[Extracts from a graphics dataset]
..........

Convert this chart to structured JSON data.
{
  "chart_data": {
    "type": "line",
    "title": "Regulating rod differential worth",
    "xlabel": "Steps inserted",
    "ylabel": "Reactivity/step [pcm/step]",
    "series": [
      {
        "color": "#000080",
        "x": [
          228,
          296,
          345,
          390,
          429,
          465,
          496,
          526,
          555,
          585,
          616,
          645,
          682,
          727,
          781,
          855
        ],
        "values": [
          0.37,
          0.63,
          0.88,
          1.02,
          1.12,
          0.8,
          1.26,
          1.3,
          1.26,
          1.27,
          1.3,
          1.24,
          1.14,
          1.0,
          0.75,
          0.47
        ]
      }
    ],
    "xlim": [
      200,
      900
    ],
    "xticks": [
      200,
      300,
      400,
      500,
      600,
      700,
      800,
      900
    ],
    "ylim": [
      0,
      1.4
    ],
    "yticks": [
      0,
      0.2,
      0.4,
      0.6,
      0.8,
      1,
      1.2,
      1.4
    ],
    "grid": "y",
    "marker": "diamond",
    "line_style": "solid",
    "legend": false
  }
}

..........

### [Short task]
From the listing above, reproduce all the lines exactly.

### [Solution for this exercise]
Convert this chart to structured JSON data.
{
  "chart_data": {
    "type": "line",
    "title": "Regulating rod differential worth",
    "xlabel": "Steps inserted",
    "ylabel": "Reactivity/step [pcm/step]",
    "series": [
      {
        "color": "#000080",
        "x": [
          228,
          296,
          345,
          390,
          429,
          465,
          496,
          526,
          555,
          585,
          616,
          645,
          682,
          727,
          781,
          855
        ],
        "values": [
          0.37,
          0.63,
          0.88,
          1.02,
          1.12,
          0.8,
          1.26,
          1.3,
          1.26,
          1.27,
          1.3,
          1.24,
          1.14,
          1.0,
          0.75,
          0.47
        ]
      }
    ],
    "xlim": [
      200,
      900
    ],
    "xticks": [
      200,
      300,
      400,
      500,
      600,
      700,
      800,
      900
    ],
    "ylim": [
      0,
      1.4
    ],
    "yticks": [
      0,
      0.2,
      0.4,
      0.6,
      0.8,
      1,
      1.2,
      1.4
    ],
    "grid": "y",
    "marker": "diamond",
    "line_style": "solid",
    "legend": false
  }
}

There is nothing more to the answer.